DIRECTIVE
Search the material below for the string "bool" and list each line that holds it.

Dataset items
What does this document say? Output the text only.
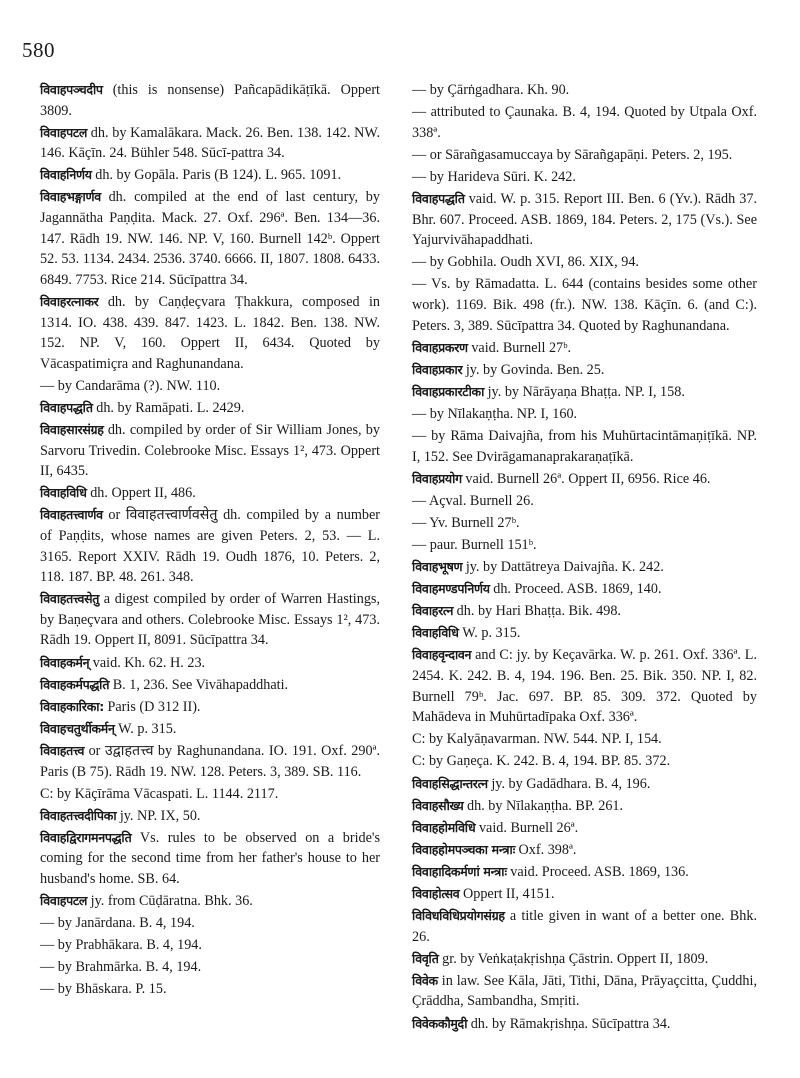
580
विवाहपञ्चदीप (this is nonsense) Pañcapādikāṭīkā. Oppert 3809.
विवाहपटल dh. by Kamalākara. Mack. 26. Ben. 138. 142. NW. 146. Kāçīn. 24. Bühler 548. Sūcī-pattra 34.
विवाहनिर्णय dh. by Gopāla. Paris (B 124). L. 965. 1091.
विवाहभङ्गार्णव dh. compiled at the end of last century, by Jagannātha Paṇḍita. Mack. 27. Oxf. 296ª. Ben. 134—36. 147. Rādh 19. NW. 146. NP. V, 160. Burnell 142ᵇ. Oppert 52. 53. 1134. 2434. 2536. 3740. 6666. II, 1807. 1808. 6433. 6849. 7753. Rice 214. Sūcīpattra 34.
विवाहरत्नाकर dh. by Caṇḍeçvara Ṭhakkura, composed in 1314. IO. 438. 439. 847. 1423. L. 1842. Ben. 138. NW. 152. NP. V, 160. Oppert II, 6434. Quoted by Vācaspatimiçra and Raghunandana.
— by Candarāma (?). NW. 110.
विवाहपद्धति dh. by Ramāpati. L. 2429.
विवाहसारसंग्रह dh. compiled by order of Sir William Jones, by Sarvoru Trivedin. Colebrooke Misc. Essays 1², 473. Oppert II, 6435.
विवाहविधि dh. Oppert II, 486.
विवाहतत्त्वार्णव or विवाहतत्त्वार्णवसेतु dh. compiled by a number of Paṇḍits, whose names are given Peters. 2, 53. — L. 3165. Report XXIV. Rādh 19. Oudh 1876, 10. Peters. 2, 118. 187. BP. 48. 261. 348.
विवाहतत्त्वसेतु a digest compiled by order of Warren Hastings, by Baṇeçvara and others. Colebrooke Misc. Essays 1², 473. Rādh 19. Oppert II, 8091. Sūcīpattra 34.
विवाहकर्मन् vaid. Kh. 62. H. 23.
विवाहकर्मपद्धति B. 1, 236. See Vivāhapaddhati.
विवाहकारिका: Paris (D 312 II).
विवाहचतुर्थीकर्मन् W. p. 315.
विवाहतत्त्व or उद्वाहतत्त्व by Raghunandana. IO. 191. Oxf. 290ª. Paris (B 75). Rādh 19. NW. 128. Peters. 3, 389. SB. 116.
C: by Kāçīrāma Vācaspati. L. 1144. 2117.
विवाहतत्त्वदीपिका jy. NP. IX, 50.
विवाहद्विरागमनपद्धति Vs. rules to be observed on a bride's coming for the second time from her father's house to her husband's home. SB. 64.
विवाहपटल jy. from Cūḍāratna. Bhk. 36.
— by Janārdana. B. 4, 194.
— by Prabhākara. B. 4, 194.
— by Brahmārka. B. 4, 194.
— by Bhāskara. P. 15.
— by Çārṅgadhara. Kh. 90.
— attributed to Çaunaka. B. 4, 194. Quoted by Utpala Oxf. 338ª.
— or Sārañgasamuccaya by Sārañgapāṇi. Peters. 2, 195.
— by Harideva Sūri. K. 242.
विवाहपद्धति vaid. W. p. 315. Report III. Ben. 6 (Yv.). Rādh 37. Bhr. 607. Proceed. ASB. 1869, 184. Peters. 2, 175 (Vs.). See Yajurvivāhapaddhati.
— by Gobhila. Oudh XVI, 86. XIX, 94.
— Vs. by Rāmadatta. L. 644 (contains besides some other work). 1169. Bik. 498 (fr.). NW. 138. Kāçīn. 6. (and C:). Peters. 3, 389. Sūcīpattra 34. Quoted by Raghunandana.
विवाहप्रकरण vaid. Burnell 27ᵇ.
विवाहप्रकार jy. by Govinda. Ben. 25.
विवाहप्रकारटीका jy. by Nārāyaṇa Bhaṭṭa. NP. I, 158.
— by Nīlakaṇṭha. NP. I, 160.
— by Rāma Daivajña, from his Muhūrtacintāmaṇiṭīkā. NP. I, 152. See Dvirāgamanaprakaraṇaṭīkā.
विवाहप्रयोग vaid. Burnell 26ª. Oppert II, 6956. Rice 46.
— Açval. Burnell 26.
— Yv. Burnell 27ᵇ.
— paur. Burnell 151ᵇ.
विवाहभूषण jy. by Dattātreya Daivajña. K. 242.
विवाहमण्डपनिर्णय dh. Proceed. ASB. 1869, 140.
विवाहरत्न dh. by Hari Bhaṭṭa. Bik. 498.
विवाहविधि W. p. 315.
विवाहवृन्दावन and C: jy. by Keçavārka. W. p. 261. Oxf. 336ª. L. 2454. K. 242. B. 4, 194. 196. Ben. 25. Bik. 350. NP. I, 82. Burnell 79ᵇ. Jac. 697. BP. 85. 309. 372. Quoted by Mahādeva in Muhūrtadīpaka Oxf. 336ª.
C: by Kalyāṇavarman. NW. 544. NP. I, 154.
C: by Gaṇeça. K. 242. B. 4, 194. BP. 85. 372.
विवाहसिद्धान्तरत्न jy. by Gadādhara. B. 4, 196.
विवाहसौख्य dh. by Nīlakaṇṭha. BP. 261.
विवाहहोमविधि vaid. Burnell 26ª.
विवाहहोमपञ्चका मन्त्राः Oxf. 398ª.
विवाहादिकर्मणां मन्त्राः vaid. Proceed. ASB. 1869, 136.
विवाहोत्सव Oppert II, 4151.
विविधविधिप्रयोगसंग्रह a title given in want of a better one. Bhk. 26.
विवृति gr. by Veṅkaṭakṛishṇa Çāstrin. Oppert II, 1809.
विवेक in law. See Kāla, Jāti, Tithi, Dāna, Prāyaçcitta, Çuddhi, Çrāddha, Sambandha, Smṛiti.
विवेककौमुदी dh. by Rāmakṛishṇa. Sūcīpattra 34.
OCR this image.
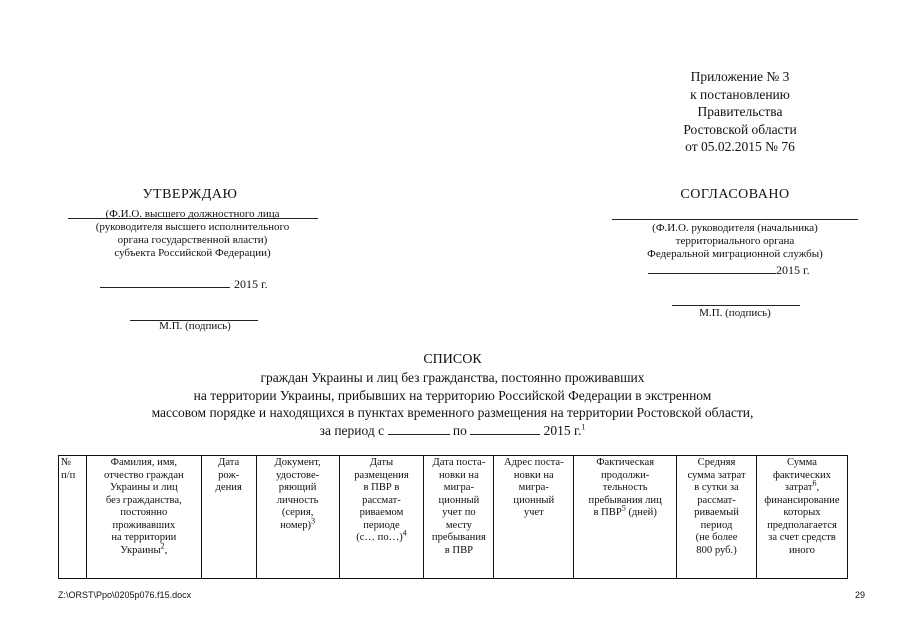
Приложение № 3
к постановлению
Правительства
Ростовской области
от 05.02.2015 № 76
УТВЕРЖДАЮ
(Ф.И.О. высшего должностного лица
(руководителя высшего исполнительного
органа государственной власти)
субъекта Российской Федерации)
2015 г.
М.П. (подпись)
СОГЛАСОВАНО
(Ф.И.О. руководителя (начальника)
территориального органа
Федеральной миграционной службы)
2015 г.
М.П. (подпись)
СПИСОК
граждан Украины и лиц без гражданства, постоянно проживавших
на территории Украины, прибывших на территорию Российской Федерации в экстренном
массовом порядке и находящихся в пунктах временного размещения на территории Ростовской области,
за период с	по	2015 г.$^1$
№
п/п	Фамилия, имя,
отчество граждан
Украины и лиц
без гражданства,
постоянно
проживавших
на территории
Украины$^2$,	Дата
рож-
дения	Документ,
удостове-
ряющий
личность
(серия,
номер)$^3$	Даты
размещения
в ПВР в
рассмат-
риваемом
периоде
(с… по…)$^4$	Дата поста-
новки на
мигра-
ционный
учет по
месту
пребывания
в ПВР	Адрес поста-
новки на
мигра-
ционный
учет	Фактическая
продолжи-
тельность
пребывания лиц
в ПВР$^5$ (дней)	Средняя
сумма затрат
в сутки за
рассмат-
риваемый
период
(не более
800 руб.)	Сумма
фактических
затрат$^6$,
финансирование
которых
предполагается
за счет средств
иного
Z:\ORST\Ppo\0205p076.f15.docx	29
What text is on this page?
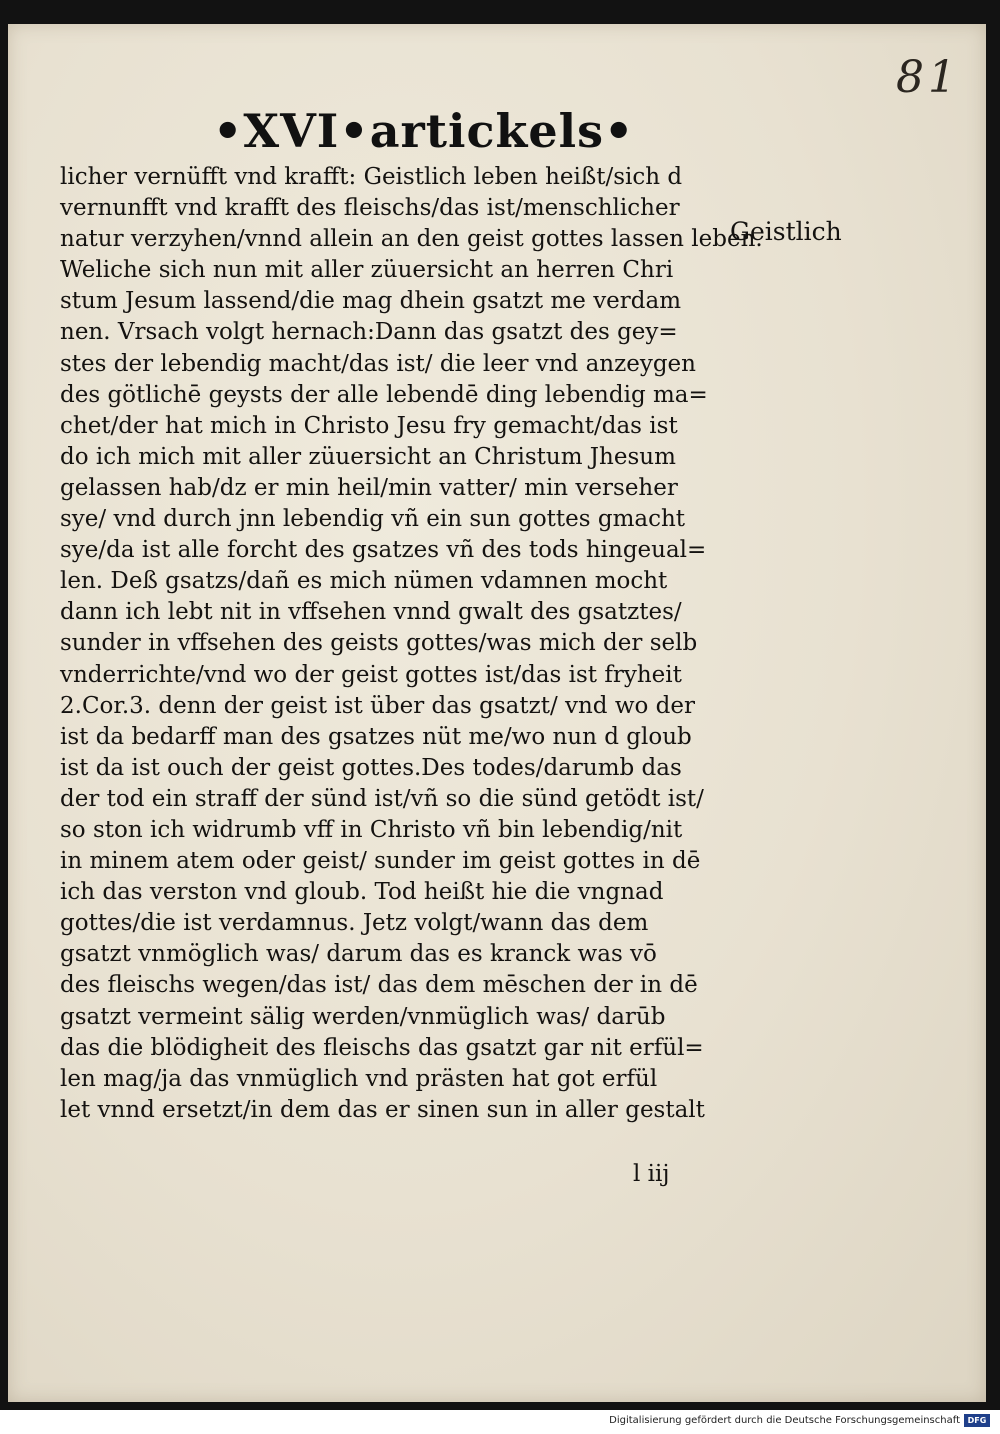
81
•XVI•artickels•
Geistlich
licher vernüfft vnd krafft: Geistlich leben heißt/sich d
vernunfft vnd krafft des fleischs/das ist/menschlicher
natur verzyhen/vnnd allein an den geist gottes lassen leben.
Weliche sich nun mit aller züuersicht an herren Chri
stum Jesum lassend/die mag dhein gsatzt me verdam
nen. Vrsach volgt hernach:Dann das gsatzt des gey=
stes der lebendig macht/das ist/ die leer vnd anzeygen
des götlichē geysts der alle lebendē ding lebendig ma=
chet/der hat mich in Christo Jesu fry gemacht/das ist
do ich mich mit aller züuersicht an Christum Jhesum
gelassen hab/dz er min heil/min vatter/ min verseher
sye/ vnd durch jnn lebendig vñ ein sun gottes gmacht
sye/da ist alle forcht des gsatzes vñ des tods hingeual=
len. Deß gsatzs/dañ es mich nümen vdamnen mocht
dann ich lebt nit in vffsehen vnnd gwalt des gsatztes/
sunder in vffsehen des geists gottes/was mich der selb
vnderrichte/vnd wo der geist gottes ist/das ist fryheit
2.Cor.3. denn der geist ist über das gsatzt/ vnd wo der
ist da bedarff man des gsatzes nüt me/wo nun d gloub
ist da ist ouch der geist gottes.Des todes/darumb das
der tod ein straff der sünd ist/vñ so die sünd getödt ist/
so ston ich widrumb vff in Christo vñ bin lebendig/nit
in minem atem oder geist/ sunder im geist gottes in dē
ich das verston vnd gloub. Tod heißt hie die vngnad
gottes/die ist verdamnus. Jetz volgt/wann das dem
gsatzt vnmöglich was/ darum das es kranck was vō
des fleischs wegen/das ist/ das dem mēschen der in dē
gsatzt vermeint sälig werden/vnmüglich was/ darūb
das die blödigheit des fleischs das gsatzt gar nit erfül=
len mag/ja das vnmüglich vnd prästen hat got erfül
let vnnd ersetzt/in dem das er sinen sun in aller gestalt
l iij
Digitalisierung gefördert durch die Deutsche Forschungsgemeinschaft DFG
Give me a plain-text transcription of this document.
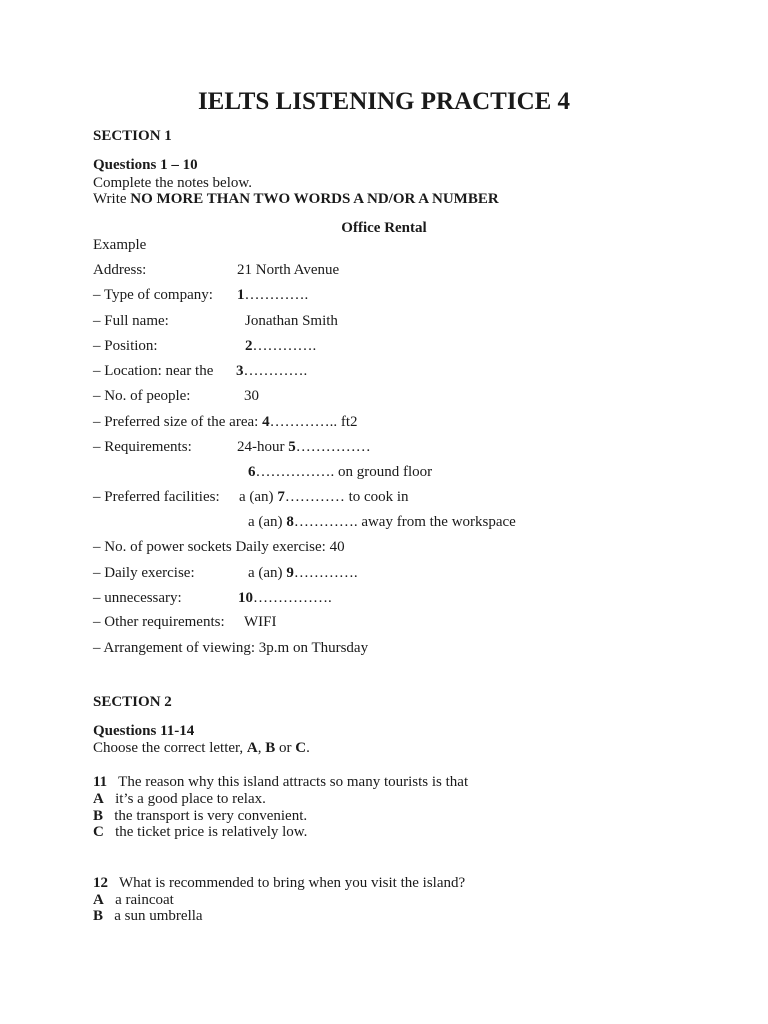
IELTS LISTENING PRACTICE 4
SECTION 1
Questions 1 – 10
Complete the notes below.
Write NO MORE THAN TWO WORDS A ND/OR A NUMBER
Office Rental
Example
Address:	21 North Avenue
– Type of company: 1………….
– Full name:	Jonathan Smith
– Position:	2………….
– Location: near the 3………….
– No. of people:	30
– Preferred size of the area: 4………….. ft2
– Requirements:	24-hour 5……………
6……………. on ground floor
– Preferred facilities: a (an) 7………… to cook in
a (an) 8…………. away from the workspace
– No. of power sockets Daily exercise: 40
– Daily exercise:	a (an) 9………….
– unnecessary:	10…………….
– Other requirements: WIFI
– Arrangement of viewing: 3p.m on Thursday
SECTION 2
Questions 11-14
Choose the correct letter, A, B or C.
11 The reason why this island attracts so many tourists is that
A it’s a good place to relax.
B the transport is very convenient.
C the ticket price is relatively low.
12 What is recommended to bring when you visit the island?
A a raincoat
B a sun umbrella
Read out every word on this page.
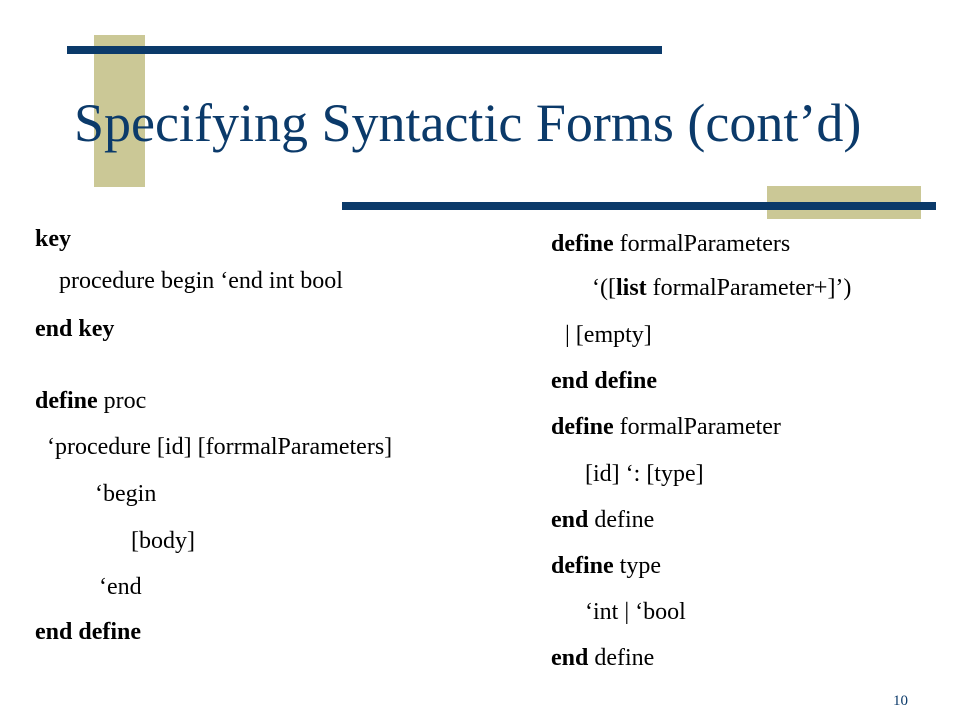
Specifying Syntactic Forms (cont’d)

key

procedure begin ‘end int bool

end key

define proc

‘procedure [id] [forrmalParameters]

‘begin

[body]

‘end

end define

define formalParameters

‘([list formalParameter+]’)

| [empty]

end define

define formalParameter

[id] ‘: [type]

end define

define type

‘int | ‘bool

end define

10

RESPONSE TO THIS EXERCISE
procedure begin ‘end int bool
‘int | ‘bool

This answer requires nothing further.